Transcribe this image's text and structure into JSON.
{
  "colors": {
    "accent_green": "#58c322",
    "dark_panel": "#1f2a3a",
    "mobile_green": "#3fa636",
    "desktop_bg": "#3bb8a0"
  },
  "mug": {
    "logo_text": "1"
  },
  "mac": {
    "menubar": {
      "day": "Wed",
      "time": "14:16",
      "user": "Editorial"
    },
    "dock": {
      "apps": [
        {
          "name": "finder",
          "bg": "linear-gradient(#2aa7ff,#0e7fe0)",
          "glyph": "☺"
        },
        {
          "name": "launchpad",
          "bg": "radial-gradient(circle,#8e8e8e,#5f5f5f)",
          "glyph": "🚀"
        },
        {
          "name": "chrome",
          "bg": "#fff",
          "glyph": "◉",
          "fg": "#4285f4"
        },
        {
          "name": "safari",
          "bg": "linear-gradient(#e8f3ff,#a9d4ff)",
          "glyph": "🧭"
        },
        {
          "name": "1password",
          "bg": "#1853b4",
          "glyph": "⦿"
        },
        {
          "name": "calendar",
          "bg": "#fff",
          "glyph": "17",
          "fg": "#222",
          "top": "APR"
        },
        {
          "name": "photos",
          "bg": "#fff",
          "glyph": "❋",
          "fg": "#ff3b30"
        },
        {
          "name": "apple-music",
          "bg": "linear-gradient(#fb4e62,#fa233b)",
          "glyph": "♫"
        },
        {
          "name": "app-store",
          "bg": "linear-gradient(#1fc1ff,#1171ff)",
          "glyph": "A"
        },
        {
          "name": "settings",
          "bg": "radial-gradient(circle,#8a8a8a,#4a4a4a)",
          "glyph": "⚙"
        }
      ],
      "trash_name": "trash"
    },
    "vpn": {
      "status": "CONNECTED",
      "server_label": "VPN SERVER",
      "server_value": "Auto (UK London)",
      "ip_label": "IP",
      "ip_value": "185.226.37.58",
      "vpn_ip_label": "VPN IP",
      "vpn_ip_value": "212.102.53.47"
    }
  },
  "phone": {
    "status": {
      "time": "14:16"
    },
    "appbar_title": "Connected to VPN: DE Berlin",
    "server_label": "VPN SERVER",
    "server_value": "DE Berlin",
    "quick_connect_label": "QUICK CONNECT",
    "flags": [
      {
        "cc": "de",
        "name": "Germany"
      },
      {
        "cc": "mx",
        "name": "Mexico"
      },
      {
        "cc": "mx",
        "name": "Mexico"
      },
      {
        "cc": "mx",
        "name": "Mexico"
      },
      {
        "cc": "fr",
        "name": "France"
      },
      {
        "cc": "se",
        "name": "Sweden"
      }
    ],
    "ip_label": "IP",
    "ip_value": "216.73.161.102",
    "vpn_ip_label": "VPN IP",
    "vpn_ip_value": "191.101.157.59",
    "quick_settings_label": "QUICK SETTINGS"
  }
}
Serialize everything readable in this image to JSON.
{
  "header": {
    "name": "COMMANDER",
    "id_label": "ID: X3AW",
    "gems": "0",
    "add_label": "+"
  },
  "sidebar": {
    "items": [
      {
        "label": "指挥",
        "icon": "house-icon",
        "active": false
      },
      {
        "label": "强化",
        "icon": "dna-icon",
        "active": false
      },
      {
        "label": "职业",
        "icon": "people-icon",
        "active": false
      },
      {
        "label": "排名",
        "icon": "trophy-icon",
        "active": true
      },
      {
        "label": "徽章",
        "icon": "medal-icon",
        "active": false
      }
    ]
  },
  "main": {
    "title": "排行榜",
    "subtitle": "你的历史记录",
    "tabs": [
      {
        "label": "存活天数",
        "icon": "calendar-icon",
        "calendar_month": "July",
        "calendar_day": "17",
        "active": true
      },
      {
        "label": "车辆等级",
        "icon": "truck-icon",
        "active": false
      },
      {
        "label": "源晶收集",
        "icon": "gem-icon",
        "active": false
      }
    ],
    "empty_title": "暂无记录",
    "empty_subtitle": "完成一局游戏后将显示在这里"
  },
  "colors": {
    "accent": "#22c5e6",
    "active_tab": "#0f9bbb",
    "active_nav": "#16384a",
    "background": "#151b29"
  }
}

• • • •

◆ **Stated problem**: Go through the records and print each one exactly.

◆ **Output for this exercise**:
Transcribe this image's text and structure into JSON.
{
  "colors": {
    "accent_green": "#58c322",
    "dark_panel": "#1f2a3a",
    "mobile_green": "#3fa636",
    "desktop_bg": "#3bb8a0"
  },
  "mug": {
    "logo_text": "1"
  },
  "mac": {
    "menubar": {
      "day": "Wed",
      "time": "14:16",
      "user": "Editorial"
    },
    "dock": {
      "apps": [
        {
          "name": "finder",
          "bg": "linear-gradient(#2aa7ff,#0e7fe0)",
          "glyph": "☺"
        },
        {
          "name": "launchpad",
          "bg": "radial-gradient(circle,#8e8e8e,#5f5f5f)",
          "glyph": "🚀"
        },
        {
          "name": "chrome",
          "bg": "#fff",
          "glyph": "◉",
          "fg": "#4285f4"
        },
        {
          "name": "safari",
          "bg": "linear-gradient(#e8f3ff,#a9d4ff)",
          "glyph": "🧭"
        },
        {
          "name": "1password",
          "bg": "#1853b4",
          "glyph": "⦿"
        },
        {
          "name": "calendar",
          "bg": "#fff",
          "glyph": "17",
          "fg": "#222",
          "top": "APR"
        },
        {
          "name": "photos",
          "bg": "#fff",
          "glyph": "❋",
          "fg": "#ff3b30"
        },
        {
          "name": "apple-music",
          "bg": "linear-gradient(#fb4e62,#fa233b)",
          "glyph": "♫"
        },
        {
          "name": "app-store",
          "bg": "linear-gradient(#1fc1ff,#1171ff)",
          "glyph": "A"
        },
        {
          "name": "settings",
          "bg": "radial-gradient(circle,#8a8a8a,#4a4a4a)",
          "glyph": "⚙"
        }
      ],
      "trash_name": "trash"
    },
    "vpn": {
      "status": "CONNECTED",
      "server_label": "VPN SERVER",
      "server_value": "Auto (UK London)",
      "ip_label": "IP",
      "ip_value": "185.226.37.58",
      "vpn_ip_label": "VPN IP",
      "vpn_ip_value": "212.102.53.47"
    }
  },
  "phone": {
    "status": {
      "time": "14:16"
    },
    "appbar_title": "Connected to VPN: DE Berlin",
    "server_label": "VPN SERVER",
    "server_value": "DE Berlin",
    "quick_connect_label": "QUICK CONNECT",
    "flags": [
      {
        "cc": "de",
        "name": "Germany"
      },
      {
        "cc": "mx",
        "name": "Mexico"
      },
      {
        "cc": "mx",
        "name": "Mexico"
      },
      {
        "cc": "mx",
        "name": "Mexico"
      },
      {
        "cc": "fr",
        "name": "France"
      },
      {
        "cc": "se",
        "name": "Sweden"
      }
    ],
    "ip_label": "IP",
    "ip_value": "216.73.161.102",
    "vpn_ip_label": "VPN IP",
    "vpn_ip_value": "191.101.157.59",
    "quick_settings_label": "QUICK SETTINGS"
  }
}
Serialize everything readable in this image to JSON.
{
  "header": {
    "name": "COMMANDER",
    "id_label": "ID: X3AW",
    "gems": "0",
    "add_label": "+"
  },
  "sidebar": {
    "items": [
      {
        "label": "指挥",
        "icon": "house-icon",
        "active": false
      },
      {
        "label": "强化",
        "icon": "dna-icon",
        "active": false
      },
      {
        "label": "职业",
        "icon": "people-icon",
        "active": false
      },
      {
        "label": "排名",
        "icon": "trophy-icon",
        "active": true
      },
      {
        "label": "徽章",
        "icon": "medal-icon",
        "active": false
      }
    ]
  },
  "main": {
    "title": "排行榜",
    "subtitle": "你的历史记录",
    "tabs": [
      {
        "label": "存活天数",
        "icon": "calendar-icon",
        "calendar_month": "July",
        "calendar_day": "17",
        "active": true
      },
      {
        "label": "车辆等级",
        "icon": "truck-icon",
        "active": false
      },
      {
        "label": "源晶收集",
        "icon": "gem-icon",
        "active": false
      }
    ],
    "empty_title": "暂无记录",
    "empty_subtitle": "完成一局游戏后将显示在这里"
  },
  "colors": {
    "accent": "#22c5e6",
    "active_tab": "#0f9bbb",
    "active_nav": "#16384a",
    "background": "#151b29"
  }
}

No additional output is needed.